§ **Your task**
Write every line of the material out exactly as shown.

[Data items]
——————
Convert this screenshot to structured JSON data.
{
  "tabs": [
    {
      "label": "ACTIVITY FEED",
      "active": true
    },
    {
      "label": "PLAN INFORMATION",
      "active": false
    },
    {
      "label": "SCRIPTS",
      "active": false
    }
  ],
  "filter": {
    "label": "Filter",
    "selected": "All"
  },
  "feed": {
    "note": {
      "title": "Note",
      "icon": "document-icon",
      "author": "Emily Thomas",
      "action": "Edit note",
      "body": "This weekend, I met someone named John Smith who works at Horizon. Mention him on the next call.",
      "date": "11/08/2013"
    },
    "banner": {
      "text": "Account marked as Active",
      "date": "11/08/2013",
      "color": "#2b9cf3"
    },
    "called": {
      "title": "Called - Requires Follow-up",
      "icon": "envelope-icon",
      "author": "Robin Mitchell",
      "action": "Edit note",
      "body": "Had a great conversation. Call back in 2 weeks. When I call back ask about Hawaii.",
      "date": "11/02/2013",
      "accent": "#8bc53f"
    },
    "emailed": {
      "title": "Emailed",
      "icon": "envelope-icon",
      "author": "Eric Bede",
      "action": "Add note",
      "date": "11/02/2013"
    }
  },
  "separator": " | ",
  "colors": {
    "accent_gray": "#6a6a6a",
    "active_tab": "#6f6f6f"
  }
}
——————
§ **Correct output**
Convert this screenshot to structured JSON data.
{
  "tabs": [
    {
      "label": "ACTIVITY FEED",
      "active": true
    },
    {
      "label": "PLAN INFORMATION",
      "active": false
    },
    {
      "label": "SCRIPTS",
      "active": false
    }
  ],
  "filter": {
    "label": "Filter",
    "selected": "All"
  },
  "feed": {
    "note": {
      "title": "Note",
      "icon": "document-icon",
      "author": "Emily Thomas",
      "action": "Edit note",
      "body": "This weekend, I met someone named John Smith who works at Horizon. Mention him on the next call.",
      "date": "11/08/2013"
    },
    "banner": {
      "text": "Account marked as Active",
      "date": "11/08/2013",
      "color": "#2b9cf3"
    },
    "called": {
      "title": "Called - Requires Follow-up",
      "icon": "envelope-icon",
      "author": "Robin Mitchell",
      "action": "Edit note",
      "body": "Had a great conversation. Call back in 2 weeks. When I call back ask about Hawaii.",
      "date": "11/02/2013",
      "accent": "#8bc53f"
    },
    "emailed": {
      "title": "Emailed",
      "icon": "envelope-icon",
      "author": "Eric Bede",
      "action": "Add note",
      "date": "11/02/2013"
    }
  },
  "separator": " | ",
  "colors": {
    "accent_gray": "#6a6a6a",
    "active_tab": "#6f6f6f"
  }
}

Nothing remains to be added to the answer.